Given passage.
--

Do I need life insurance after my kids are grown?

Quite possibly. Here are 10 reasons to own life insurance after your kids have left home:

  1. To meet goals
    If your children are in college and/or not completely financially independent, life insurance can help “finish the job.” Although you may have saved enough for tuition, the kids’ living expenses (e.g., room and board, laundry, entertainment/activity costs, etc.) continue, but not Social Security benefit payments for the surviving spouse and children—they stop when the kids leave high school.

  2. To support other dependents
    If you have parents, disabled adult children, or others who depend on you for financial support, life insurance would continue this support if you die before they do.

  3. To cover the Social Security “blackout period”

--

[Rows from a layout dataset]
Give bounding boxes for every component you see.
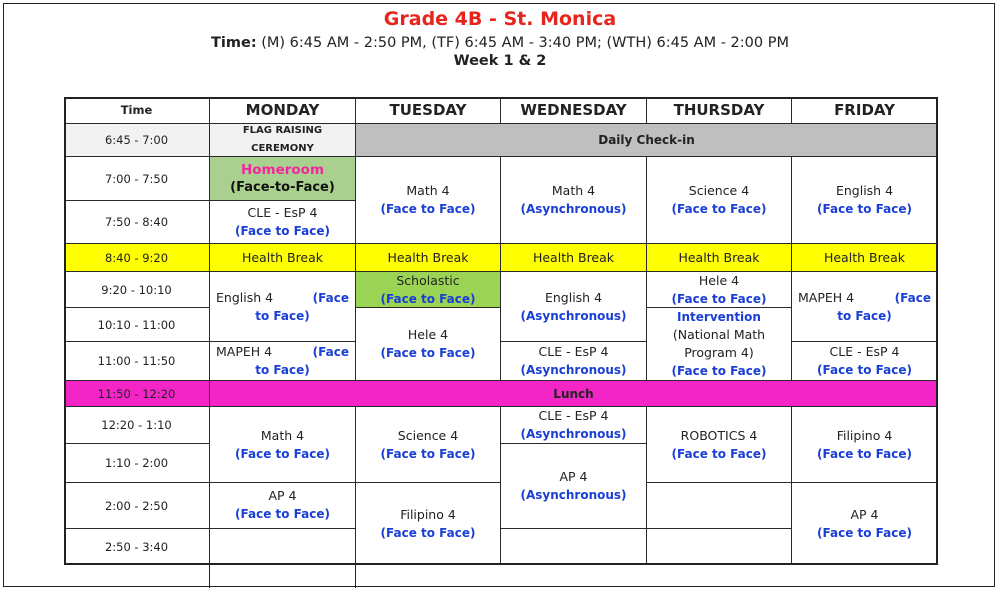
time-cell: 11:50 - 12:20 xyxy=(64,381,210,407)
time-cell: 7:00 - 7:50 xyxy=(64,157,210,201)
mode: (Face to Face) xyxy=(380,346,476,360)
mode: (Face to Face) xyxy=(817,446,912,461)
time-cell: 6:45 - 7:00 xyxy=(64,124,210,157)
subject: CLE - EsP 4 xyxy=(829,344,900,359)
mode: to Face) xyxy=(837,308,892,323)
tuesday-science-cell xyxy=(356,407,501,483)
col-header-tuesday: TUESDAY xyxy=(356,97,501,124)
time-cell: 10:10 - 11:00 xyxy=(64,308,210,342)
subject: Math 4 xyxy=(260,427,305,443)
mode: (Face to Face) xyxy=(235,446,330,461)
thursday-intervention-cell xyxy=(647,308,792,381)
health-break-cell: Health Break xyxy=(210,244,356,272)
homeroom-label: Homeroom xyxy=(240,161,325,178)
mode: (Face to Face) xyxy=(380,202,476,216)
table-overflow-line xyxy=(355,565,356,588)
subject: Science 4 xyxy=(688,183,750,198)
wednesday-empty-cell xyxy=(501,529,647,565)
monday-cle-cell xyxy=(210,201,356,244)
mode: to Face) xyxy=(255,363,310,377)
monday-empty-cell xyxy=(210,529,356,565)
mode: (Face xyxy=(312,345,349,359)
health-break-cell: Health Break xyxy=(356,244,501,272)
friday-mapeh-cell xyxy=(792,272,938,342)
subject: Science 4 xyxy=(397,427,459,443)
mode: (Face to Face) xyxy=(817,202,912,216)
table-overflow-line xyxy=(209,565,210,588)
subject: English 4 xyxy=(835,183,894,198)
friday-ap-cell xyxy=(792,483,938,565)
friday-english-cell xyxy=(792,157,938,244)
daily-checkin-cell: Daily Check-in xyxy=(356,124,938,157)
time-cell: 9:20 - 10:10 xyxy=(64,272,210,308)
mode: (Face to Face) xyxy=(671,291,767,306)
subject: Scholastic xyxy=(396,272,460,288)
mode: to Face) xyxy=(255,308,310,323)
mode: (Asynchronous) xyxy=(520,308,627,323)
subject: Hele 4 xyxy=(407,327,449,342)
time-cell: 1:10 - 2:00 xyxy=(64,444,210,483)
friday-cle-cell xyxy=(792,342,938,381)
tuesday-hele-cell xyxy=(356,308,501,381)
mode: (Face xyxy=(312,290,349,305)
subject: CLE - EsP 4 xyxy=(538,344,609,359)
mode: (Face to Face) xyxy=(817,525,912,540)
thursday-science-cell xyxy=(647,157,792,244)
monday-homeroom-cell xyxy=(210,157,356,201)
thursday-hele-cell xyxy=(647,272,792,308)
subject: AP 4 xyxy=(559,469,588,484)
mode: (Face to Face) xyxy=(380,446,476,461)
col-header-wednesday: WEDNESDAY xyxy=(501,97,647,124)
monday-ap-cell xyxy=(210,483,356,529)
col-header-time: Time xyxy=(64,97,210,124)
tuesday-math-cell xyxy=(356,157,501,244)
mode: (Face to Face) xyxy=(235,507,330,521)
wednesday-cle-cell xyxy=(501,342,647,381)
subject: Math 4 xyxy=(406,183,450,198)
subject: CLE - EsP 4 xyxy=(538,408,609,423)
health-break-cell: Health Break xyxy=(647,244,792,272)
mapeh-line xyxy=(216,343,349,361)
time-cell: 8:40 - 9:20 xyxy=(64,244,210,272)
subject: Hele 4 xyxy=(698,272,740,288)
thursday-robotics-cell xyxy=(647,407,792,483)
mode: (Face to Face) xyxy=(671,364,767,378)
subject: ROBOTICS 4 xyxy=(680,427,758,443)
monday-math-cell xyxy=(210,407,356,483)
mode: (Face to Face) xyxy=(380,291,476,306)
time-value: (M) 6:45 AM - 2:50 PM, (TF) 6:45 AM - 3:40 PM; (WTH) 6:45 AM - 2:00 PM xyxy=(256,35,789,51)
mode: (Asynchronous) xyxy=(520,427,627,441)
tuesday-scholastic-cell xyxy=(356,272,501,308)
friday-filipino-cell xyxy=(792,407,938,483)
mode: (Asynchronous) xyxy=(520,363,627,377)
health-break-cell: Health Break xyxy=(792,244,938,272)
tuesday-filipino-cell xyxy=(356,483,501,565)
subject: AP 4 xyxy=(850,506,879,522)
wednesday-cle2-cell xyxy=(501,407,647,444)
mapeh-line xyxy=(798,289,931,307)
intervention-detail: (National Math Program 4) xyxy=(672,327,766,360)
english-line xyxy=(216,289,349,307)
time-cell: 2:50 - 3:40 xyxy=(64,529,210,565)
col-header-friday: FRIDAY xyxy=(792,97,938,124)
mode: (Asynchronous) xyxy=(520,488,627,502)
subject: MAPEH 4 xyxy=(216,344,273,359)
intervention-label: Intervention xyxy=(677,310,761,324)
health-break-cell: Health Break xyxy=(501,244,647,272)
mode: (Face to Face) xyxy=(235,224,330,238)
week-label: Week 1 & 2 xyxy=(453,53,547,69)
subject: English 4 xyxy=(216,289,274,305)
time-cell: 7:50 - 8:40 xyxy=(64,201,210,244)
mode: (Asynchronous) xyxy=(520,202,627,216)
monday-english-cell xyxy=(210,272,356,342)
wednesday-english-cell xyxy=(501,272,647,342)
subject: Filipino 4 xyxy=(400,506,456,522)
time-cell: 11:00 - 11:50 xyxy=(64,342,210,381)
thursday-empty-cell xyxy=(647,483,792,529)
subject: Math 4 xyxy=(551,183,596,198)
time-label: Time: xyxy=(211,35,257,51)
mode: (Face to Face) xyxy=(817,363,912,377)
thursday-empty-cell xyxy=(647,529,792,565)
subject: English 4 xyxy=(544,289,603,305)
subject: Filipino 4 xyxy=(836,427,893,443)
homeroom-mode: (Face-to-Face) xyxy=(230,179,335,195)
wednesday-ap-cell xyxy=(501,444,647,529)
monday-mapeh-cell xyxy=(210,342,356,381)
schedule-time xyxy=(0,35,1000,51)
mode: (Face to Face) xyxy=(671,446,767,461)
subject: AP 4 xyxy=(268,488,297,503)
col-header-thursday: THURSDAY xyxy=(647,97,792,124)
mode: (Face to Face) xyxy=(671,202,767,216)
time-cell: 12:20 - 1:10 xyxy=(64,407,210,444)
intervention-text xyxy=(650,308,788,362)
time-cell: 2:00 - 2:50 xyxy=(64,483,210,529)
mode: (Face to Face) xyxy=(380,525,476,540)
mode: (Face xyxy=(894,290,931,305)
subject: MAPEH 4 xyxy=(798,289,855,305)
lunch-cell: Lunch xyxy=(210,381,938,407)
wednesday-math-cell xyxy=(501,157,647,244)
col-header-monday: MONDAY xyxy=(210,97,356,124)
page-title: Grade 4B - St. Monica xyxy=(383,8,617,30)
flag-ceremony-cell: FLAG RAISING CEREMONY xyxy=(210,124,356,157)
subject: CLE - EsP 4 xyxy=(247,205,318,220)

--

Instruction 1. List every numbered reason for owning life insurance, by its heading, that appears in the life insurance text.
Instruction 2. According to the life insurance text, when do Social Security benefit payments for the surviving spouse and children stop?

Worked solution 1.
1. To meet goals
2. To support other dependents
3. To cover the Social Security "blackout period"

Worked solution 2. They stop when the kids leave high school.